● **Task instructions**: Copy every record below, exactly as written.

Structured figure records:
------------
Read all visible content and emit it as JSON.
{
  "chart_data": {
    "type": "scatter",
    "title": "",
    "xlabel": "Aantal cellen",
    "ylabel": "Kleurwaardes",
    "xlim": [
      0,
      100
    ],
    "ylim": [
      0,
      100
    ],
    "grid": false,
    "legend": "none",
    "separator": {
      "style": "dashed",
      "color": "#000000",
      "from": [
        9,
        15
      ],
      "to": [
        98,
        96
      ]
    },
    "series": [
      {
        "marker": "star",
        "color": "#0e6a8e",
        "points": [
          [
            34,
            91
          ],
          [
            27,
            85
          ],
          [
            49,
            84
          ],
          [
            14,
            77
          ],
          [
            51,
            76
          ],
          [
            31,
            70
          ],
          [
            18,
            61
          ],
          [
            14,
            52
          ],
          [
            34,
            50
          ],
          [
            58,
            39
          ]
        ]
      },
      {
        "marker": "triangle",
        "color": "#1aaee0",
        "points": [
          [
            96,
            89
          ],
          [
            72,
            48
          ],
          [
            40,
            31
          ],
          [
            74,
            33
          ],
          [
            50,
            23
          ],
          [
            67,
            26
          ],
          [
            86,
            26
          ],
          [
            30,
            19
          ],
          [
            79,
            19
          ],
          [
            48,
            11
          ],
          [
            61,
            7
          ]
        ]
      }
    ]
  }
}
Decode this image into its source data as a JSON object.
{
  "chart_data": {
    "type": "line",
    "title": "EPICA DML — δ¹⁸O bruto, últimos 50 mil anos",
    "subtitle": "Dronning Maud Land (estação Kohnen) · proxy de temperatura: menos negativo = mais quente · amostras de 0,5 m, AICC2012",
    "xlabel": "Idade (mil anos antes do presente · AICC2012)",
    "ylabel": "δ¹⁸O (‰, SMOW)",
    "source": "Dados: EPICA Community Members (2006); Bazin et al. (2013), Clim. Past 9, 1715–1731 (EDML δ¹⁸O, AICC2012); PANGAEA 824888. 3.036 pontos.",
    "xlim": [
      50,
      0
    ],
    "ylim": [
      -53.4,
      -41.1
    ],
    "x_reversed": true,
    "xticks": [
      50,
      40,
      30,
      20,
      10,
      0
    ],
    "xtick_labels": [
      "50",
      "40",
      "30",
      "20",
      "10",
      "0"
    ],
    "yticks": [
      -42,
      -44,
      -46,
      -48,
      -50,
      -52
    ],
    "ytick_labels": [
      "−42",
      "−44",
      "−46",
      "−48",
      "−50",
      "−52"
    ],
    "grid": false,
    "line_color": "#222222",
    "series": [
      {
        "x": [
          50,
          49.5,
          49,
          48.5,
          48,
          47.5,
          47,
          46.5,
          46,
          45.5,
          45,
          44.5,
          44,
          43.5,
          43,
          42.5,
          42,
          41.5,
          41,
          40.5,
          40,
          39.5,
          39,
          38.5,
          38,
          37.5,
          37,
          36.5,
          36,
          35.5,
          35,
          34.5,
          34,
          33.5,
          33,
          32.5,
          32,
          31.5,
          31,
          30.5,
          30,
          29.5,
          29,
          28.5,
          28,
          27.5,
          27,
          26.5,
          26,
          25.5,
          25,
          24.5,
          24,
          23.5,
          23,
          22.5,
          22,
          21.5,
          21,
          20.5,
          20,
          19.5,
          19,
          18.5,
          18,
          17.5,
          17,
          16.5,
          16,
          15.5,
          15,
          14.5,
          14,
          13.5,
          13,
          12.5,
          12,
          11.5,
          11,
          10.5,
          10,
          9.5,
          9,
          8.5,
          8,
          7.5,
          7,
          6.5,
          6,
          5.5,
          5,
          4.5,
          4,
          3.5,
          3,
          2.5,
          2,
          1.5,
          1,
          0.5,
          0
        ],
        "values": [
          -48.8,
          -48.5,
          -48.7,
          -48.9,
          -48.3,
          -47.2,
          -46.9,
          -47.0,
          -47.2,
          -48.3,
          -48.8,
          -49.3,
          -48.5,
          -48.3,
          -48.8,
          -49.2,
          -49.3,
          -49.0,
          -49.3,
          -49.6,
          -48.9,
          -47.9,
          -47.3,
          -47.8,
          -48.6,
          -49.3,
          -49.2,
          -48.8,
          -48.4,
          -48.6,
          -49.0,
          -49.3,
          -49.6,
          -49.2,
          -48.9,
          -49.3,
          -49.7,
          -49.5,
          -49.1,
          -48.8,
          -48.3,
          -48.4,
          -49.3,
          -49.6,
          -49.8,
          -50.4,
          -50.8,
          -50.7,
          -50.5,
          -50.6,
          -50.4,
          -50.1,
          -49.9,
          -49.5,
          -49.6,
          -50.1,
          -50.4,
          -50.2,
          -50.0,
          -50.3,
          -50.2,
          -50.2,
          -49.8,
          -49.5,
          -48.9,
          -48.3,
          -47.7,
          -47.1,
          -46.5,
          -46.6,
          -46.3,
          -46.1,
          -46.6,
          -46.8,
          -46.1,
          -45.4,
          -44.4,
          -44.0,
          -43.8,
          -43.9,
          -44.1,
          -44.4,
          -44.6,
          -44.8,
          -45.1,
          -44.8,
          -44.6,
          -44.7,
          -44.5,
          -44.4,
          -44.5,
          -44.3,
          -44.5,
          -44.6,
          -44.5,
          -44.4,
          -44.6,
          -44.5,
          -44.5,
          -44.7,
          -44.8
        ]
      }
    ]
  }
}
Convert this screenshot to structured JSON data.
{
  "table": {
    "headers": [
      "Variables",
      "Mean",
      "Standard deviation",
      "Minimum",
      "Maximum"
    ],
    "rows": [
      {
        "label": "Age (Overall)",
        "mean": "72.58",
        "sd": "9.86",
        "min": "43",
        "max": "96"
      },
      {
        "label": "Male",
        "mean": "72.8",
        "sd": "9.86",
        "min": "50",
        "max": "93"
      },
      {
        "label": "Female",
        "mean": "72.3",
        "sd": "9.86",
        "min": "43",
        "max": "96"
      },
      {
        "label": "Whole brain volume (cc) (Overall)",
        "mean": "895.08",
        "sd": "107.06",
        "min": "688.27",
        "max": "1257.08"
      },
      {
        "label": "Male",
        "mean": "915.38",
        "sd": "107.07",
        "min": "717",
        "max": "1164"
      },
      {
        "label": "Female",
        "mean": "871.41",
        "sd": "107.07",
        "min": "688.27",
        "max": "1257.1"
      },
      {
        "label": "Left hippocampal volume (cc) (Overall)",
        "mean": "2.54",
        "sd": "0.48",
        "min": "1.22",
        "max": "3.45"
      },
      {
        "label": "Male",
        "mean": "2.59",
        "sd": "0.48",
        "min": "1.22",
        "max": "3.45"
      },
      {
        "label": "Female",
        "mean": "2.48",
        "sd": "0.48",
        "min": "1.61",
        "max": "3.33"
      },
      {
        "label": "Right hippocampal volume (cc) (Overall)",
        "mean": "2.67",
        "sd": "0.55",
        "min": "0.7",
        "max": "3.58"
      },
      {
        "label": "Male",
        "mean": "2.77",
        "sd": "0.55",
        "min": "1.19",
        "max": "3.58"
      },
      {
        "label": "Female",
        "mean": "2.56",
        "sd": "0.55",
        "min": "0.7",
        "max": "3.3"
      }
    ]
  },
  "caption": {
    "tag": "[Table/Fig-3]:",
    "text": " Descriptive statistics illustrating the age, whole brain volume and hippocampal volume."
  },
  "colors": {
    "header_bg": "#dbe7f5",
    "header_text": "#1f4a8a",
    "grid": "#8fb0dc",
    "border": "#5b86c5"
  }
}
------------
● **Task result**:
Read all visible content and emit it as JSON.
{
  "chart_data": {
    "type": "scatter",
    "title": "",
    "xlabel": "Aantal cellen",
    "ylabel": "Kleurwaardes",
    "xlim": [
      0,
      100
    ],
    "ylim": [
      0,
      100
    ],
    "grid": false,
    "legend": "none",
    "separator": {
      "style": "dashed",
      "color": "#000000",
      "from": [
        9,
        15
      ],
      "to": [
        98,
        96
      ]
    },
    "series": [
      {
        "marker": "star",
        "color": "#0e6a8e",
        "points": [
          [
            34,
            91
          ],
          [
            27,
            85
          ],
          [
            49,
            84
          ],
          [
            14,
            77
          ],
          [
            51,
            76
          ],
          [
            31,
            70
          ],
          [
            18,
            61
          ],
          [
            14,
            52
          ],
          [
            34,
            50
          ],
          [
            58,
            39
          ]
        ]
      },
      {
        "marker": "triangle",
        "color": "#1aaee0",
        "points": [
          [
            96,
            89
          ],
          [
            72,
            48
          ],
          [
            40,
            31
          ],
          [
            74,
            33
          ],
          [
            50,
            23
          ],
          [
            67,
            26
          ],
          [
            86,
            26
          ],
          [
            30,
            19
          ],
          [
            79,
            19
          ],
          [
            48,
            11
          ],
          [
            61,
            7
          ]
        ]
      }
    ]
  }
}
Decode this image into its source data as a JSON object.
{
  "chart_data": {
    "type": "line",
    "title": "EPICA DML — δ¹⁸O bruto, últimos 50 mil anos",
    "subtitle": "Dronning Maud Land (estação Kohnen) · proxy de temperatura: menos negativo = mais quente · amostras de 0,5 m, AICC2012",
    "xlabel": "Idade (mil anos antes do presente · AICC2012)",
    "ylabel": "δ¹⁸O (‰, SMOW)",
    "source": "Dados: EPICA Community Members (2006); Bazin et al. (2013), Clim. Past 9, 1715–1731 (EDML δ¹⁸O, AICC2012); PANGAEA 824888. 3.036 pontos.",
    "xlim": [
      50,
      0
    ],
    "ylim": [
      -53.4,
      -41.1
    ],
    "x_reversed": true,
    "xticks": [
      50,
      40,
      30,
      20,
      10,
      0
    ],
    "xtick_labels": [
      "50",
      "40",
      "30",
      "20",
      "10",
      "0"
    ],
    "yticks": [
      -42,
      -44,
      -46,
      -48,
      -50,
      -52
    ],
    "ytick_labels": [
      "−42",
      "−44",
      "−46",
      "−48",
      "−50",
      "−52"
    ],
    "grid": false,
    "line_color": "#222222",
    "series": [
      {
        "x": [
          50,
          49.5,
          49,
          48.5,
          48,
          47.5,
          47,
          46.5,
          46,
          45.5,
          45,
          44.5,
          44,
          43.5,
          43,
          42.5,
          42,
          41.5,
          41,
          40.5,
          40,
          39.5,
          39,
          38.5,
          38,
          37.5,
          37,
          36.5,
          36,
          35.5,
          35,
          34.5,
          34,
          33.5,
          33,
          32.5,
          32,
          31.5,
          31,
          30.5,
          30,
          29.5,
          29,
          28.5,
          28,
          27.5,
          27,
          26.5,
          26,
          25.5,
          25,
          24.5,
          24,
          23.5,
          23,
          22.5,
          22,
          21.5,
          21,
          20.5,
          20,
          19.5,
          19,
          18.5,
          18,
          17.5,
          17,
          16.5,
          16,
          15.5,
          15,
          14.5,
          14,
          13.5,
          13,
          12.5,
          12,
          11.5,
          11,
          10.5,
          10,
          9.5,
          9,
          8.5,
          8,
          7.5,
          7,
          6.5,
          6,
          5.5,
          5,
          4.5,
          4,
          3.5,
          3,
          2.5,
          2,
          1.5,
          1,
          0.5,
          0
        ],
        "values": [
          -48.8,
          -48.5,
          -48.7,
          -48.9,
          -48.3,
          -47.2,
          -46.9,
          -47.0,
          -47.2,
          -48.3,
          -48.8,
          -49.3,
          -48.5,
          -48.3,
          -48.8,
          -49.2,
          -49.3,
          -49.0,
          -49.3,
          -49.6,
          -48.9,
          -47.9,
          -47.3,
          -47.8,
          -48.6,
          -49.3,
          -49.2,
          -48.8,
          -48.4,
          -48.6,
          -49.0,
          -49.3,
          -49.6,
          -49.2,
          -48.9,
          -49.3,
          -49.7,
          -49.5,
          -49.1,
          -48.8,
          -48.3,
          -48.4,
          -49.3,
          -49.6,
          -49.8,
          -50.4,
          -50.8,
          -50.7,
          -50.5,
          -50.6,
          -50.4,
          -50.1,
          -49.9,
          -49.5,
          -49.6,
          -50.1,
          -50.4,
          -50.2,
          -50.0,
          -50.3,
          -50.2,
          -50.2,
          -49.8,
          -49.5,
          -48.9,
          -48.3,
          -47.7,
          -47.1,
          -46.5,
          -46.6,
          -46.3,
          -46.1,
          -46.6,
          -46.8,
          -46.1,
          -45.4,
          -44.4,
          -44.0,
          -43.8,
          -43.9,
          -44.1,
          -44.4,
          -44.6,
          -44.8,
          -45.1,
          -44.8,
          -44.6,
          -44.7,
          -44.5,
          -44.4,
          -44.5,
          -44.3,
          -44.5,
          -44.6,
          -44.5,
          -44.4,
          -44.6,
          -44.5,
          -44.5,
          -44.7,
          -44.8
        ]
      }
    ]
  }
}
Convert this screenshot to structured JSON data.
{
  "table": {
    "headers": [
      "Variables",
      "Mean",
      "Standard deviation",
      "Minimum",
      "Maximum"
    ],
    "rows": [
      {
        "label": "Age (Overall)",
        "mean": "72.58",
        "sd": "9.86",
        "min": "43",
        "max": "96"
      },
      {
        "label": "Male",
        "mean": "72.8",
        "sd": "9.86",
        "min": "50",
        "max": "93"
      },
      {
        "label": "Female",
        "mean": "72.3",
        "sd": "9.86",
        "min": "43",
        "max": "96"
      },
      {
        "label": "Whole brain volume (cc) (Overall)",
        "mean": "895.08",
        "sd": "107.06",
        "min": "688.27",
        "max": "1257.08"
      },
      {
        "label": "Male",
        "mean": "915.38",
        "sd": "107.07",
        "min": "717",
        "max": "1164"
      },
      {
        "label": "Female",
        "mean": "871.41",
        "sd": "107.07",
        "min": "688.27",
        "max": "1257.1"
      },
      {
        "label": "Left hippocampal volume (cc) (Overall)",
        "mean": "2.54",
        "sd": "0.48",
        "min": "1.22",
        "max": "3.45"
      },
      {
        "label": "Male",
        "mean": "2.59",
        "sd": "0.48",
        "min": "1.22",
        "max": "3.45"
      },
      {
        "label": "Female",
        "mean": "2.48",
        "sd": "0.48",
        "min": "1.61",
        "max": "3.33"
      },
      {
        "label": "Right hippocampal volume (cc) (Overall)",
        "mean": "2.67",
        "sd": "0.55",
        "min": "0.7",
        "max": "3.58"
      },
      {
        "label": "Male",
        "mean": "2.77",
        "sd": "0.55",
        "min": "1.19",
        "max": "3.58"
      },
      {
        "label": "Female",
        "mean": "2.56",
        "sd": "0.55",
        "min": "0.7",
        "max": "3.3"
      }
    ]
  },
  "caption": {
    "tag": "[Table/Fig-3]:",
    "text": " Descriptive statistics illustrating the age, whole brain volume and hippocampal volume."
  },
  "colors": {
    "header_bg": "#dbe7f5",
    "header_text": "#1f4a8a",
    "grid": "#8fb0dc",
    "border": "#5b86c5"
  }
}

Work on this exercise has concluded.